Goal: Find the lines holding the string "this" in the data, then copy all of them.

━━━━

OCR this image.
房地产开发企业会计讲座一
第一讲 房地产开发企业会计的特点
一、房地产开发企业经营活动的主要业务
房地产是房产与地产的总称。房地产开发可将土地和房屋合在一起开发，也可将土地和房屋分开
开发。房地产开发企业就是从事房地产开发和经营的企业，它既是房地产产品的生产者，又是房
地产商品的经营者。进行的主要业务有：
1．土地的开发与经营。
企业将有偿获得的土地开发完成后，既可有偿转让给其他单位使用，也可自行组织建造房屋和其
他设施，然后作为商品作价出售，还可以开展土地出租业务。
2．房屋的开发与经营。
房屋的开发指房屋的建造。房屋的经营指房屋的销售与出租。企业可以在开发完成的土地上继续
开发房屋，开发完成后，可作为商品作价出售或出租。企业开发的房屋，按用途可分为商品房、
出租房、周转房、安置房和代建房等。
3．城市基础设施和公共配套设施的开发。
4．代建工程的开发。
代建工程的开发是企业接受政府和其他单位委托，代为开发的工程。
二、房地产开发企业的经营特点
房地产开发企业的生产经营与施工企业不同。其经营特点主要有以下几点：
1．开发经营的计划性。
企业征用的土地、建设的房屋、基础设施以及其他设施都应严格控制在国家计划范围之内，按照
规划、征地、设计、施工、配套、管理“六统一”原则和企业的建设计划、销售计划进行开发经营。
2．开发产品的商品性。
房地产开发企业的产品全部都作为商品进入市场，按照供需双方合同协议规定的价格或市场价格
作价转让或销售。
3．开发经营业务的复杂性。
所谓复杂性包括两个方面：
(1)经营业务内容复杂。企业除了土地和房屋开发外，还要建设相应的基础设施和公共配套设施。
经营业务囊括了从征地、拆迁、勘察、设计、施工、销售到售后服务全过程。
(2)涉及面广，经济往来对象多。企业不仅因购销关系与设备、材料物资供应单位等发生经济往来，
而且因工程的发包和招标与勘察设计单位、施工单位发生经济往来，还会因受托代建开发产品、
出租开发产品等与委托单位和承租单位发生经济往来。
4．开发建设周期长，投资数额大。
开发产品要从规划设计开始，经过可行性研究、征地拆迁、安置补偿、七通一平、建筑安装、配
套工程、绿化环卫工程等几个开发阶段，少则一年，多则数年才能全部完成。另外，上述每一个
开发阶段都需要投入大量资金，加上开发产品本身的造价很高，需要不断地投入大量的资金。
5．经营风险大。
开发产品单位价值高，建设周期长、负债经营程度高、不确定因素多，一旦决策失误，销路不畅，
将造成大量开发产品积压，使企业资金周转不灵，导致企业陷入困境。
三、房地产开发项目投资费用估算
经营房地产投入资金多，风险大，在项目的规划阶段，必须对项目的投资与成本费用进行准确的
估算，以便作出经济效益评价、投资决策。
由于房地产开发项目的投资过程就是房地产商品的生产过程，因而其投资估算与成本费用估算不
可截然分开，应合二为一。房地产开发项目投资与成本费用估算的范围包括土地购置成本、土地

━━━━

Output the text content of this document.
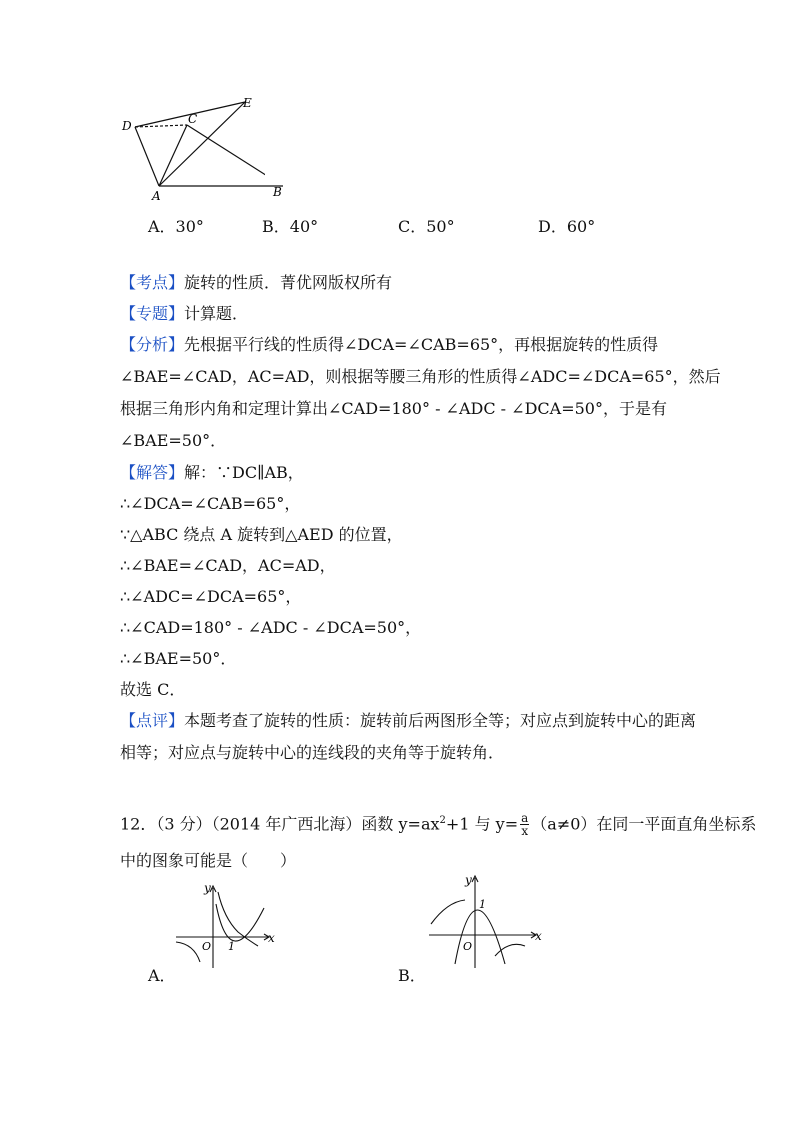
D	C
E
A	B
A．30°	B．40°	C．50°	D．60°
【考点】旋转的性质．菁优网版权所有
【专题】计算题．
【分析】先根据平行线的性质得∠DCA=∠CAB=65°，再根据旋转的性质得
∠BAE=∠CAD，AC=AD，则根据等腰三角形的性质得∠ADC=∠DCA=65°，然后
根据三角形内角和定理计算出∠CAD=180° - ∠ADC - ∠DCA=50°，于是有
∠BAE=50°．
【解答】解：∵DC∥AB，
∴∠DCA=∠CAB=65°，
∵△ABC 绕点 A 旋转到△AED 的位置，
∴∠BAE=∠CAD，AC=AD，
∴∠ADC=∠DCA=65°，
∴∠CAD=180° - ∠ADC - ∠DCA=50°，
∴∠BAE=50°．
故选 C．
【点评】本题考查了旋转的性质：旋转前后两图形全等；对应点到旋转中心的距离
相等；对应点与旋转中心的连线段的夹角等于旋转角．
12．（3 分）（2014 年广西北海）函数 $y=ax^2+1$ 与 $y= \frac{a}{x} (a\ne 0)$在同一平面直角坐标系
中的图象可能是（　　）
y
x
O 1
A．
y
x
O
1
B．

━━━━

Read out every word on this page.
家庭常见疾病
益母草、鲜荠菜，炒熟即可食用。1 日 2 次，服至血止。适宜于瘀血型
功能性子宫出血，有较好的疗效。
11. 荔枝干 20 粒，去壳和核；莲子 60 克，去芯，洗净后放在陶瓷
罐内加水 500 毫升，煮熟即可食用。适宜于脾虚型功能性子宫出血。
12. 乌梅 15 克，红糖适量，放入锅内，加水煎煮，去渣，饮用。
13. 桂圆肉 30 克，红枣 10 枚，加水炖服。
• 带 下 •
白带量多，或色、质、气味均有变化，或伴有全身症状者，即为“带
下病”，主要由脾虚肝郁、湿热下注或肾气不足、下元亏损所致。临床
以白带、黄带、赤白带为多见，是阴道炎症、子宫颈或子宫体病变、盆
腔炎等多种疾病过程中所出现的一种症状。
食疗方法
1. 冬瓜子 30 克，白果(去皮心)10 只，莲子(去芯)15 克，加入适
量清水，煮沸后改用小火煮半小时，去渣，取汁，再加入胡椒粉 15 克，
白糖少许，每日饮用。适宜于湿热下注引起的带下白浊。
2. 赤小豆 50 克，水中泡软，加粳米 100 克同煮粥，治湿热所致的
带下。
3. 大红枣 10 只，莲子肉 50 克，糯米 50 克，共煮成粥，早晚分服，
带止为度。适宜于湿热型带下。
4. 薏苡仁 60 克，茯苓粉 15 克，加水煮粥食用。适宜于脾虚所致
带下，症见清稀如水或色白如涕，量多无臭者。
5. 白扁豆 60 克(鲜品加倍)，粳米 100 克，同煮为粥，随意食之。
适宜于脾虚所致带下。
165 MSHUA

━━━━

Task solution:
OCR this image.
Output the text content of this document.
Read out every word on this page.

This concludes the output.